§ **Goal**
Take the data below and repeat it exactly.

§ **Provided entries**

--- Begin ---

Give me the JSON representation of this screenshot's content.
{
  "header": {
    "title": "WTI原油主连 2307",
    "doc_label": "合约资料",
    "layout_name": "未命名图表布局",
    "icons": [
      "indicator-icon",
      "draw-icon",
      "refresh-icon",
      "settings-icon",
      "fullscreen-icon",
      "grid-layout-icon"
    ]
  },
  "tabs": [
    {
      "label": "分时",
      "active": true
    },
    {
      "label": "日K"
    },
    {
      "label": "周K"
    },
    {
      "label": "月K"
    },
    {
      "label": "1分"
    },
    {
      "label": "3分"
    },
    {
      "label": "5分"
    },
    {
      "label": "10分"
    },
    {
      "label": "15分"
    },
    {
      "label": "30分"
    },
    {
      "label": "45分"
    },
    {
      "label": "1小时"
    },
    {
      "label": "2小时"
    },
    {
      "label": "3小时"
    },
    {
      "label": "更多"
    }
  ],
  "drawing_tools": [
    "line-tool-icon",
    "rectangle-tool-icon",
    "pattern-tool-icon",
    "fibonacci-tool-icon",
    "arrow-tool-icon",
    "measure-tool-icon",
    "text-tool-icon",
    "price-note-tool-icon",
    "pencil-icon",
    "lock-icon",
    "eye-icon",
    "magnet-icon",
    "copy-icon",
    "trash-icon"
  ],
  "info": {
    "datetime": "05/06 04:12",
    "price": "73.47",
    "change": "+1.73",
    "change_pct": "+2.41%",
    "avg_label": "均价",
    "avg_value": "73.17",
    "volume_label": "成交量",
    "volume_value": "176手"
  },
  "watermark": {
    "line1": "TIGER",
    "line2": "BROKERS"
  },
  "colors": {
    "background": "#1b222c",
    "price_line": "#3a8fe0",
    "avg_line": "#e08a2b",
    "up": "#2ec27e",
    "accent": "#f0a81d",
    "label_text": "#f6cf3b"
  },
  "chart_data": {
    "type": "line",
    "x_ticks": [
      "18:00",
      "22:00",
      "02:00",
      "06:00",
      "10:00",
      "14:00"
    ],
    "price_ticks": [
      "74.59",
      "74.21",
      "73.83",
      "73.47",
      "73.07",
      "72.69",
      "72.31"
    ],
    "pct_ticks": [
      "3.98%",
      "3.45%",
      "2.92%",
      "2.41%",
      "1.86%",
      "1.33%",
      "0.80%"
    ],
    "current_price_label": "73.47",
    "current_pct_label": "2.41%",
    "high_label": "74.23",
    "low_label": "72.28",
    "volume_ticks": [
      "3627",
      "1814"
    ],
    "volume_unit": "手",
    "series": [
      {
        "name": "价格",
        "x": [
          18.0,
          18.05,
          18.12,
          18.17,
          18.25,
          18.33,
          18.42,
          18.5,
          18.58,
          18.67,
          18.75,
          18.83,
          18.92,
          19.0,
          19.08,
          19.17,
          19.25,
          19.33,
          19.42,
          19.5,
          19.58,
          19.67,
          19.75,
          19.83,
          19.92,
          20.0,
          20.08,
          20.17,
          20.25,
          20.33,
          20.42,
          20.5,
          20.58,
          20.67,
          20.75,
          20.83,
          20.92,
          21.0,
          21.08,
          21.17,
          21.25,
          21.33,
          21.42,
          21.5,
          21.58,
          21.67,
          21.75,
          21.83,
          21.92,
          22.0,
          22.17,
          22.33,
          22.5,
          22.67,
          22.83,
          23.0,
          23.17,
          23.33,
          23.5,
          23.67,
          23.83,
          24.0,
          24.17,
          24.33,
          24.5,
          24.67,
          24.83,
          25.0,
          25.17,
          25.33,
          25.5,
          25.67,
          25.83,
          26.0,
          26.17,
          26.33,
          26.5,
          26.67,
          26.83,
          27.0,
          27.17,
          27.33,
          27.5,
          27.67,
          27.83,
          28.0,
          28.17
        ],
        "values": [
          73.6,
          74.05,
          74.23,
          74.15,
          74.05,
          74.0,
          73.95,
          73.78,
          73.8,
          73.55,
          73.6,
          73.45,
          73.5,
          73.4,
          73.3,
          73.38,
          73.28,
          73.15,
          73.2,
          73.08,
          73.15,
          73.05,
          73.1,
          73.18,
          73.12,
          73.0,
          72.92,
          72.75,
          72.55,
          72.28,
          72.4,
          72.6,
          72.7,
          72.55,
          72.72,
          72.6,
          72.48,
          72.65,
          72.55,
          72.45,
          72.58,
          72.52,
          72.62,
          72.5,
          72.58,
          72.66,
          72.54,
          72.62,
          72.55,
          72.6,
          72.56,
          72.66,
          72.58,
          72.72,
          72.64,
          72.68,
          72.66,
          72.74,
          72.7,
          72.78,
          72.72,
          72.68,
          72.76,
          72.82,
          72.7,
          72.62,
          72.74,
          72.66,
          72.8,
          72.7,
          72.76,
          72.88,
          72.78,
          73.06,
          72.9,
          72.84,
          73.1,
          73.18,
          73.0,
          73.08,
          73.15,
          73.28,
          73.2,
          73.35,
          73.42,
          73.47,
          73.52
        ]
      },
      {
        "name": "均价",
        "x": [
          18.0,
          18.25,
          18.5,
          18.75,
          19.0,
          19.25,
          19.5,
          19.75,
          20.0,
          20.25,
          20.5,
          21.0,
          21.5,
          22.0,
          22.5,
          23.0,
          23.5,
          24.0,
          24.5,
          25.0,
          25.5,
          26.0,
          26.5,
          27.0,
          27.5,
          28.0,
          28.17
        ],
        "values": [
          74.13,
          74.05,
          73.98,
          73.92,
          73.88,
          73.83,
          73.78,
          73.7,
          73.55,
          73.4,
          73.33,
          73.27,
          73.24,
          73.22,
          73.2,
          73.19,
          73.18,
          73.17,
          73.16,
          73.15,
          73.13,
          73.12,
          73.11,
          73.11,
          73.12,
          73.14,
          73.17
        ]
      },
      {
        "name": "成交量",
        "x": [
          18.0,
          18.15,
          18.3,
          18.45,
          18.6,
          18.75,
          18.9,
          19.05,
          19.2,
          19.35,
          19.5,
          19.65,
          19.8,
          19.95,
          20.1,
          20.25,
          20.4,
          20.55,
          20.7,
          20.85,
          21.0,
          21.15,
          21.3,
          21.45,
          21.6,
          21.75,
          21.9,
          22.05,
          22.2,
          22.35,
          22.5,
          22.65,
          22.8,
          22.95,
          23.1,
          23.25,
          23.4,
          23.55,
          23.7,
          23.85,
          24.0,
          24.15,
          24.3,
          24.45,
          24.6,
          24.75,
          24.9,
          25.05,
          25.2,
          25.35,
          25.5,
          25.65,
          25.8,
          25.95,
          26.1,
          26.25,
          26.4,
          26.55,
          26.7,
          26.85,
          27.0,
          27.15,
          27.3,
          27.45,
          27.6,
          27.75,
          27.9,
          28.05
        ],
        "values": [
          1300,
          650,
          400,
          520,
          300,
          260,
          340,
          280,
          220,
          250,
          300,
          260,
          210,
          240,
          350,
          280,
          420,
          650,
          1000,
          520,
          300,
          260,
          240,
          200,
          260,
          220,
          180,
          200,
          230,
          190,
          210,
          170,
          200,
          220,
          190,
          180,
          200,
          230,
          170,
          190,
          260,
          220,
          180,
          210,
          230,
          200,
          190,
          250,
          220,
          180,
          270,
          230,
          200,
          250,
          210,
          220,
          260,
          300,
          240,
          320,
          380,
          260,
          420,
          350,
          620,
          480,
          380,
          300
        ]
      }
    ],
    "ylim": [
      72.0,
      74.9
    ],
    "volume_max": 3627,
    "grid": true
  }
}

--- End ---

§ **Task response**
Give me the JSON representation of this screenshot's content.
{
  "header": {
    "title": "WTI原油主连 2307",
    "doc_label": "合约资料",
    "layout_name": "未命名图表布局",
    "icons": [
      "indicator-icon",
      "draw-icon",
      "refresh-icon",
      "settings-icon",
      "fullscreen-icon",
      "grid-layout-icon"
    ]
  },
  "tabs": [
    {
      "label": "分时",
      "active": true
    },
    {
      "label": "日K"
    },
    {
      "label": "周K"
    },
    {
      "label": "月K"
    },
    {
      "label": "1分"
    },
    {
      "label": "3分"
    },
    {
      "label": "5分"
    },
    {
      "label": "10分"
    },
    {
      "label": "15分"
    },
    {
      "label": "30分"
    },
    {
      "label": "45分"
    },
    {
      "label": "1小时"
    },
    {
      "label": "2小时"
    },
    {
      "label": "3小时"
    },
    {
      "label": "更多"
    }
  ],
  "drawing_tools": [
    "line-tool-icon",
    "rectangle-tool-icon",
    "pattern-tool-icon",
    "fibonacci-tool-icon",
    "arrow-tool-icon",
    "measure-tool-icon",
    "text-tool-icon",
    "price-note-tool-icon",
    "pencil-icon",
    "lock-icon",
    "eye-icon",
    "magnet-icon",
    "copy-icon",
    "trash-icon"
  ],
  "info": {
    "datetime": "05/06 04:12",
    "price": "73.47",
    "change": "+1.73",
    "change_pct": "+2.41%",
    "avg_label": "均价",
    "avg_value": "73.17",
    "volume_label": "成交量",
    "volume_value": "176手"
  },
  "watermark": {
    "line1": "TIGER",
    "line2": "BROKERS"
  },
  "colors": {
    "background": "#1b222c",
    "price_line": "#3a8fe0",
    "avg_line": "#e08a2b",
    "up": "#2ec27e",
    "accent": "#f0a81d",
    "label_text": "#f6cf3b"
  },
  "chart_data": {
    "type": "line",
    "x_ticks": [
      "18:00",
      "22:00",
      "02:00",
      "06:00",
      "10:00",
      "14:00"
    ],
    "price_ticks": [
      "74.59",
      "74.21",
      "73.83",
      "73.47",
      "73.07",
      "72.69",
      "72.31"
    ],
    "pct_ticks": [
      "3.98%",
      "3.45%",
      "2.92%",
      "2.41%",
      "1.86%",
      "1.33%",
      "0.80%"
    ],
    "current_price_label": "73.47",
    "current_pct_label": "2.41%",
    "high_label": "74.23",
    "low_label": "72.28",
    "volume_ticks": [
      "3627",
      "1814"
    ],
    "volume_unit": "手",
    "series": [
      {
        "name": "价格",
        "x": [
          18.0,
          18.05,
          18.12,
          18.17,
          18.25,
          18.33,
          18.42,
          18.5,
          18.58,
          18.67,
          18.75,
          18.83,
          18.92,
          19.0,
          19.08,
          19.17,
          19.25,
          19.33,
          19.42,
          19.5,
          19.58,
          19.67,
          19.75,
          19.83,
          19.92,
          20.0,
          20.08,
          20.17,
          20.25,
          20.33,
          20.42,
          20.5,
          20.58,
          20.67,
          20.75,
          20.83,
          20.92,
          21.0,
          21.08,
          21.17,
          21.25,
          21.33,
          21.42,
          21.5,
          21.58,
          21.67,
          21.75,
          21.83,
          21.92,
          22.0,
          22.17,
          22.33,
          22.5,
          22.67,
          22.83,
          23.0,
          23.17,
          23.33,
          23.5,
          23.67,
          23.83,
          24.0,
          24.17,
          24.33,
          24.5,
          24.67,
          24.83,
          25.0,
          25.17,
          25.33,
          25.5,
          25.67,
          25.83,
          26.0,
          26.17,
          26.33,
          26.5,
          26.67,
          26.83,
          27.0,
          27.17,
          27.33,
          27.5,
          27.67,
          27.83,
          28.0,
          28.17
        ],
        "values": [
          73.6,
          74.05,
          74.23,
          74.15,
          74.05,
          74.0,
          73.95,
          73.78,
          73.8,
          73.55,
          73.6,
          73.45,
          73.5,
          73.4,
          73.3,
          73.38,
          73.28,
          73.15,
          73.2,
          73.08,
          73.15,
          73.05,
          73.1,
          73.18,
          73.12,
          73.0,
          72.92,
          72.75,
          72.55,
          72.28,
          72.4,
          72.6,
          72.7,
          72.55,
          72.72,
          72.6,
          72.48,
          72.65,
          72.55,
          72.45,
          72.58,
          72.52,
          72.62,
          72.5,
          72.58,
          72.66,
          72.54,
          72.62,
          72.55,
          72.6,
          72.56,
          72.66,
          72.58,
          72.72,
          72.64,
          72.68,
          72.66,
          72.74,
          72.7,
          72.78,
          72.72,
          72.68,
          72.76,
          72.82,
          72.7,
          72.62,
          72.74,
          72.66,
          72.8,
          72.7,
          72.76,
          72.88,
          72.78,
          73.06,
          72.9,
          72.84,
          73.1,
          73.18,
          73.0,
          73.08,
          73.15,
          73.28,
          73.2,
          73.35,
          73.42,
          73.47,
          73.52
        ]
      },
      {
        "name": "均价",
        "x": [
          18.0,
          18.25,
          18.5,
          18.75,
          19.0,
          19.25,
          19.5,
          19.75,
          20.0,
          20.25,
          20.5,
          21.0,
          21.5,
          22.0,
          22.5,
          23.0,
          23.5,
          24.0,
          24.5,
          25.0,
          25.5,
          26.0,
          26.5,
          27.0,
          27.5,
          28.0,
          28.17
        ],
        "values": [
          74.13,
          74.05,
          73.98,
          73.92,
          73.88,
          73.83,
          73.78,
          73.7,
          73.55,
          73.4,
          73.33,
          73.27,
          73.24,
          73.22,
          73.2,
          73.19,
          73.18,
          73.17,
          73.16,
          73.15,
          73.13,
          73.12,
          73.11,
          73.11,
          73.12,
          73.14,
          73.17
        ]
      },
      {
        "name": "成交量",
        "x": [
          18.0,
          18.15,
          18.3,
          18.45,
          18.6,
          18.75,
          18.9,
          19.05,
          19.2,
          19.35,
          19.5,
          19.65,
          19.8,
          19.95,
          20.1,
          20.25,
          20.4,
          20.55,
          20.7,
          20.85,
          21.0,
          21.15,
          21.3,
          21.45,
          21.6,
          21.75,
          21.9,
          22.05,
          22.2,
          22.35,
          22.5,
          22.65,
          22.8,
          22.95,
          23.1,
          23.25,
          23.4,
          23.55,
          23.7,
          23.85,
          24.0,
          24.15,
          24.3,
          24.45,
          24.6,
          24.75,
          24.9,
          25.05,
          25.2,
          25.35,
          25.5,
          25.65,
          25.8,
          25.95,
          26.1,
          26.25,
          26.4,
          26.55,
          26.7,
          26.85,
          27.0,
          27.15,
          27.3,
          27.45,
          27.6,
          27.75,
          27.9,
          28.05
        ],
        "values": [
          1300,
          650,
          400,
          520,
          300,
          260,
          340,
          280,
          220,
          250,
          300,
          260,
          210,
          240,
          350,
          280,
          420,
          650,
          1000,
          520,
          300,
          260,
          240,
          200,
          260,
          220,
          180,
          200,
          230,
          190,
          210,
          170,
          200,
          220,
          190,
          180,
          200,
          230,
          170,
          190,
          260,
          220,
          180,
          210,
          230,
          200,
          190,
          250,
          220,
          180,
          270,
          230,
          200,
          250,
          210,
          220,
          260,
          300,
          240,
          320,
          380,
          260,
          420,
          350,
          620,
          480,
          380,
          300
        ]
      }
    ],
    "ylim": [
      72.0,
      74.9
    ],
    "volume_max": 3627,
    "grid": true
  }
}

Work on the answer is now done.